# [Records provided]
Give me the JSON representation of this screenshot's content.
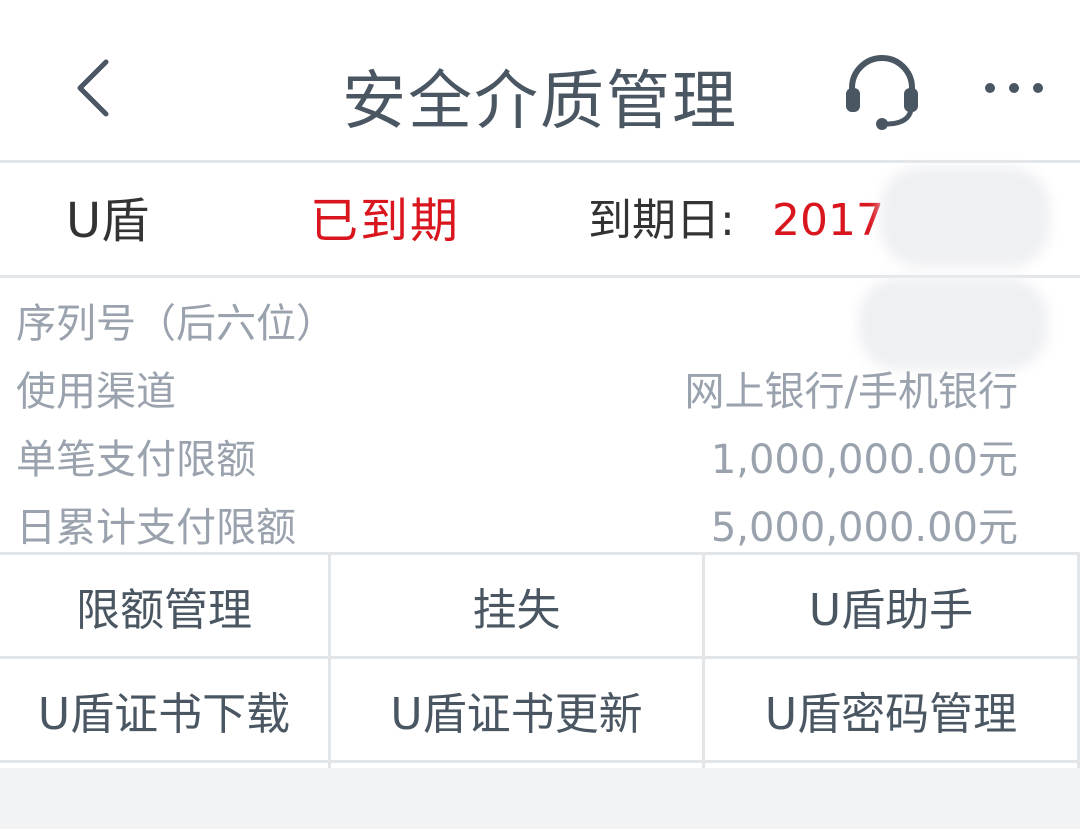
{
  "header": {
    "title": "安全介质管理",
    "back_icon": "chevron-left-icon",
    "support_icon": "headset-icon",
    "more_icon": "more-horizontal-icon"
  },
  "medium": {
    "type": "U盾",
    "status": "已到期",
    "expire_label": "到期日:",
    "expire_value": "2017"
  },
  "details": [
    {
      "label": "序列号（后六位）",
      "value": ""
    },
    {
      "label": "使用渠道",
      "value": "网上银行/手机银行"
    },
    {
      "label": "单笔支付限额",
      "value": "1,000,000.00元"
    },
    {
      "label": "日累计支付限额",
      "value": "5,000,000.00元"
    }
  ],
  "actions": [
    {
      "label": "限额管理"
    },
    {
      "label": "挂失"
    },
    {
      "label": "U盾助手"
    },
    {
      "label": "U盾证书下载"
    },
    {
      "label": "U盾证书更新"
    },
    {
      "label": "U盾密码管理"
    }
  ],
  "colors": {
    "text": "#4a5763",
    "muted": "#9aa2ad",
    "alert": "#d9151e",
    "divider": "#e3e6e9",
    "background": "#f2f3f5"
  }
}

# [Instructions to follow]
Quote the data above in full, leaving out the pictures it holds.

# [Answer to the exercise]
Give me the JSON representation of this screenshot's content.
{
  "header": {
    "title": "安全介质管理",
    "back_icon": "chevron-left-icon",
    "support_icon": "headset-icon",
    "more_icon": "more-horizontal-icon"
  },
  "medium": {
    "type": "U盾",
    "status": "已到期",
    "expire_label": "到期日:",
    "expire_value": "2017"
  },
  "details": [
    {
      "label": "序列号（后六位）",
      "value": ""
    },
    {
      "label": "使用渠道",
      "value": "网上银行/手机银行"
    },
    {
      "label": "单笔支付限额",
      "value": "1,000,000.00元"
    },
    {
      "label": "日累计支付限额",
      "value": "5,000,000.00元"
    }
  ],
  "actions": [
    {
      "label": "限额管理"
    },
    {
      "label": "挂失"
    },
    {
      "label": "U盾助手"
    },
    {
      "label": "U盾证书下载"
    },
    {
      "label": "U盾证书更新"
    },
    {
      "label": "U盾密码管理"
    }
  ],
  "colors": {
    "text": "#4a5763",
    "muted": "#9aa2ad",
    "alert": "#d9151e",
    "divider": "#e3e6e9",
    "background": "#f2f3f5"
  }
}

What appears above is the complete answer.